Recopiez à l'identique chaque ligne des enregistrements ci-dessous, sans en omettre ni en modifier aucune.

■ ■ ■ ■ ■ ■ ■

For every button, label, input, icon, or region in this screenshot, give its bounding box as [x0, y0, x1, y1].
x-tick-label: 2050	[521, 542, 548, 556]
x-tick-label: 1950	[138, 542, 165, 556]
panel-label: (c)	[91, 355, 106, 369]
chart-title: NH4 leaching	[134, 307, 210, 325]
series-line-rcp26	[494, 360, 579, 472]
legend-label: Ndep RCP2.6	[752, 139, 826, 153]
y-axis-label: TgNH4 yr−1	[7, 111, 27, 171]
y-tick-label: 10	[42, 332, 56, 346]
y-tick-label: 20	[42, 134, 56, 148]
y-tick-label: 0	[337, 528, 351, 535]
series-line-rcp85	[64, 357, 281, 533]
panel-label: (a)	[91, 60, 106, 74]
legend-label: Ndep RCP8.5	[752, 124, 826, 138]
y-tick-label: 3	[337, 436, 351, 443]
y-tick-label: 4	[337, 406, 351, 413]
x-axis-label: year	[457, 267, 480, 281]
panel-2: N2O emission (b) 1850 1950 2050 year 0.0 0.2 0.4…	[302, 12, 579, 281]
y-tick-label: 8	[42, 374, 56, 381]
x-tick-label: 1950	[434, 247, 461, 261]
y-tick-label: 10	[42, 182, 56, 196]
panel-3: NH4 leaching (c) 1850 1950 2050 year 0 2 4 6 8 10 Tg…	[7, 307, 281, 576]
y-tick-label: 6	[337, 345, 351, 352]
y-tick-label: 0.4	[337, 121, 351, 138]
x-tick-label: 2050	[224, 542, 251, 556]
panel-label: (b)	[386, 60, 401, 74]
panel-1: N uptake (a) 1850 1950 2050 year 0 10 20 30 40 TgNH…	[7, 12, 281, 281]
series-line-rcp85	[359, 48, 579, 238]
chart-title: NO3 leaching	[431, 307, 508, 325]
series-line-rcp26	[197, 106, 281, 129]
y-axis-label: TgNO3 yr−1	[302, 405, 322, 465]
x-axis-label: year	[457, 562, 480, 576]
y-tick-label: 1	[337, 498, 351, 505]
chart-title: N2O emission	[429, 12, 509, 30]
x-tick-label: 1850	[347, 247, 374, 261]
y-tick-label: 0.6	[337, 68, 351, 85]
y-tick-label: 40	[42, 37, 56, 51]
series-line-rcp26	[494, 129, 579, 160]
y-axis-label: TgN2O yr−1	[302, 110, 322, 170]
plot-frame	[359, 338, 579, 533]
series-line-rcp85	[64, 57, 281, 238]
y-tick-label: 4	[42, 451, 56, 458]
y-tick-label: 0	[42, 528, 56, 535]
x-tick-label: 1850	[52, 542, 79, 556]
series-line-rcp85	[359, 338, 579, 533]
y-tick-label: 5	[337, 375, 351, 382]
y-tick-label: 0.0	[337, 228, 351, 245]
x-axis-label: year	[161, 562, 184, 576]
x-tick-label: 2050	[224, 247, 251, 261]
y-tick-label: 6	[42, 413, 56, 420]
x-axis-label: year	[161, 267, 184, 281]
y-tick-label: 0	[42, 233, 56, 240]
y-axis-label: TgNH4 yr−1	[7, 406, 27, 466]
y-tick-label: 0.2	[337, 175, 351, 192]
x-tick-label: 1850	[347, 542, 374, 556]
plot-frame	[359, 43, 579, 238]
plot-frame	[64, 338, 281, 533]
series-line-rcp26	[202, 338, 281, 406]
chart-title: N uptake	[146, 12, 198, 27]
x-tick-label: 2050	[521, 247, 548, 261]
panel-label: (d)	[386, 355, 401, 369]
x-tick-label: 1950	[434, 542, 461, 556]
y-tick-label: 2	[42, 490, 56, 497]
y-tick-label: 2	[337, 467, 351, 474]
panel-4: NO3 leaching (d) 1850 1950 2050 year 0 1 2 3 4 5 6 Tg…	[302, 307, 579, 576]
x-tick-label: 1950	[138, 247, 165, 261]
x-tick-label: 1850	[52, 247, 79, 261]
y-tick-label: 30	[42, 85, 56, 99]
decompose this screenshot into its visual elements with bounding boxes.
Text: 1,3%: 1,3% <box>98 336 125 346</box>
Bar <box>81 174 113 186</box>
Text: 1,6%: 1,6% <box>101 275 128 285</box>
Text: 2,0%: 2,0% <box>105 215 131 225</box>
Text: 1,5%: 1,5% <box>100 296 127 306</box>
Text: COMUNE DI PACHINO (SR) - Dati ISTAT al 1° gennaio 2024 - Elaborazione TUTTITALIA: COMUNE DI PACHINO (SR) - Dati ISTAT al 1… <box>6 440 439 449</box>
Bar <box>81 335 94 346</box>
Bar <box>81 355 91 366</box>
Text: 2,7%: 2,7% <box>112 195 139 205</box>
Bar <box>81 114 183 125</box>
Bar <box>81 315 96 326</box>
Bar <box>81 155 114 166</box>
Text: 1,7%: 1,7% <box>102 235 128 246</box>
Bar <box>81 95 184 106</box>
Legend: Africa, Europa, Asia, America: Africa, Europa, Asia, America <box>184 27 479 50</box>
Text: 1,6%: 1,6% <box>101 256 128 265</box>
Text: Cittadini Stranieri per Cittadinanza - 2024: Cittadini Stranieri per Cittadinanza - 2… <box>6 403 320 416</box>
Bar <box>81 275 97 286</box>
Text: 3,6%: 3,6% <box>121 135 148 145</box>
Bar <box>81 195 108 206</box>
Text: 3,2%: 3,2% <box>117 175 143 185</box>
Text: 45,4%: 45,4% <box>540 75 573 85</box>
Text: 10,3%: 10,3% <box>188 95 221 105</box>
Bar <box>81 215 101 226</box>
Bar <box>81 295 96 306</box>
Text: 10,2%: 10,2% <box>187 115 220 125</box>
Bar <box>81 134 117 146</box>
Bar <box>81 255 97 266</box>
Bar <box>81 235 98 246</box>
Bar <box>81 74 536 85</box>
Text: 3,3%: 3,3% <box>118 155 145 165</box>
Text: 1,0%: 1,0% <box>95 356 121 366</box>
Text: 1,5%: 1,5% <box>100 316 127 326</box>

■ ■ ■ ■ ■ ■ ■

* **Réponse correcte**
For every button, label, input, icon, or region in this screenshot, give its bounding box as [x0, y0, x1, y1].
x-tick-label: 2050	[521, 542, 548, 556]
x-tick-label: 1950	[138, 542, 165, 556]
panel-label: (c)	[91, 355, 106, 369]
chart-title: NH4 leaching	[134, 307, 210, 325]
series-line-rcp26	[494, 360, 579, 472]
legend-label: Ndep RCP2.6	[752, 139, 826, 153]
y-axis-label: TgNH4 yr−1	[7, 111, 27, 171]
y-tick-label: 10	[42, 332, 56, 346]
y-tick-label: 20	[42, 134, 56, 148]
y-tick-label: 0	[337, 528, 351, 535]
series-line-rcp85	[64, 357, 281, 533]
panel-label: (a)	[91, 60, 106, 74]
legend-label: Ndep RCP8.5	[752, 124, 826, 138]
y-tick-label: 3	[337, 436, 351, 443]
y-tick-label: 4	[337, 406, 351, 413]
x-axis-label: year	[457, 267, 480, 281]
panel-2: N2O emission (b) 1850 1950 2050 year 0.0 0.2 0.4…	[302, 12, 579, 281]
y-tick-label: 8	[42, 374, 56, 381]
x-tick-label: 1950	[434, 247, 461, 261]
y-tick-label: 10	[42, 182, 56, 196]
panel-3: NH4 leaching (c) 1850 1950 2050 year 0 2 4 6 8 10 Tg…	[7, 307, 281, 576]
y-tick-label: 6	[337, 345, 351, 352]
y-tick-label: 0.4	[337, 121, 351, 138]
x-tick-label: 2050	[224, 542, 251, 556]
panel-label: (b)	[386, 60, 401, 74]
panel-1: N uptake (a) 1850 1950 2050 year 0 10 20 30 40 TgNH…	[7, 12, 281, 281]
series-line-rcp85	[359, 48, 579, 238]
chart-title: NO3 leaching	[431, 307, 508, 325]
series-line-rcp26	[197, 106, 281, 129]
y-axis-label: TgNO3 yr−1	[302, 405, 322, 465]
x-axis-label: year	[457, 562, 480, 576]
y-tick-label: 1	[337, 498, 351, 505]
chart-title: N2O emission	[429, 12, 509, 30]
x-tick-label: 1850	[347, 247, 374, 261]
y-tick-label: 0.6	[337, 68, 351, 85]
y-tick-label: 40	[42, 37, 56, 51]
series-line-rcp26	[494, 129, 579, 160]
y-axis-label: TgN2O yr−1	[302, 110, 322, 170]
plot-frame	[359, 338, 579, 533]
series-line-rcp85	[64, 57, 281, 238]
y-tick-label: 4	[42, 451, 56, 458]
y-tick-label: 0	[42, 528, 56, 535]
x-tick-label: 1850	[52, 542, 79, 556]
series-line-rcp85	[359, 338, 579, 533]
y-tick-label: 5	[337, 375, 351, 382]
y-tick-label: 0.0	[337, 228, 351, 245]
x-axis-label: year	[161, 562, 184, 576]
x-tick-label: 2050	[224, 247, 251, 261]
y-tick-label: 6	[42, 413, 56, 420]
x-axis-label: year	[161, 267, 184, 281]
y-tick-label: 0	[42, 233, 56, 240]
y-axis-label: TgNH4 yr−1	[7, 406, 27, 466]
y-tick-label: 0.2	[337, 175, 351, 192]
x-tick-label: 1850	[347, 542, 374, 556]
plot-frame	[359, 43, 579, 238]
plot-frame	[64, 338, 281, 533]
series-line-rcp26	[202, 338, 281, 406]
chart-title: N uptake	[146, 12, 198, 27]
x-tick-label: 2050	[521, 247, 548, 261]
panel-label: (d)	[386, 355, 401, 369]
x-tick-label: 1950	[434, 542, 461, 556]
y-tick-label: 2	[42, 490, 56, 497]
y-tick-label: 2	[337, 467, 351, 474]
panel-4: NO3 leaching (d) 1850 1950 2050 year 0 1 2 3 4 5 6 Tg…	[302, 307, 579, 576]
x-tick-label: 1950	[138, 247, 165, 261]
x-tick-label: 1850	[52, 247, 79, 261]
y-tick-label: 30	[42, 85, 56, 99]
decompose this screenshot into its visual elements with bounding boxes.
Text: 1,3%: 1,3% <box>98 336 125 346</box>
Bar <box>81 174 113 186</box>
Text: 1,6%: 1,6% <box>101 275 128 285</box>
Text: 2,0%: 2,0% <box>105 215 131 225</box>
Text: 1,5%: 1,5% <box>100 296 127 306</box>
Text: COMUNE DI PACHINO (SR) - Dati ISTAT al 1° gennaio 2024 - Elaborazione TUTTITALIA: COMUNE DI PACHINO (SR) - Dati ISTAT al 1… <box>6 440 439 449</box>
Bar <box>81 335 94 346</box>
Bar <box>81 355 91 366</box>
Text: 2,7%: 2,7% <box>112 195 139 205</box>
Bar <box>81 114 183 125</box>
Bar <box>81 315 96 326</box>
Bar <box>81 155 114 166</box>
Text: 1,7%: 1,7% <box>102 235 128 246</box>
Bar <box>81 95 184 106</box>
Legend: Africa, Europa, Asia, America: Africa, Europa, Asia, America <box>184 27 479 50</box>
Text: 1,6%: 1,6% <box>101 256 128 265</box>
Text: Cittadini Stranieri per Cittadinanza - 2024: Cittadini Stranieri per Cittadinanza - 2… <box>6 403 320 416</box>
Bar <box>81 275 97 286</box>
Text: 3,6%: 3,6% <box>121 135 148 145</box>
Bar <box>81 195 108 206</box>
Text: 3,2%: 3,2% <box>117 175 143 185</box>
Text: 45,4%: 45,4% <box>540 75 573 85</box>
Text: 10,3%: 10,3% <box>188 95 221 105</box>
Bar <box>81 215 101 226</box>
Bar <box>81 295 96 306</box>
Text: 10,2%: 10,2% <box>187 115 220 125</box>
Bar <box>81 134 117 146</box>
Bar <box>81 255 97 266</box>
Bar <box>81 235 98 246</box>
Bar <box>81 74 536 85</box>
Text: 3,3%: 3,3% <box>118 155 145 165</box>
Text: 1,0%: 1,0% <box>95 356 121 366</box>
Text: 1,5%: 1,5% <box>100 316 127 326</box>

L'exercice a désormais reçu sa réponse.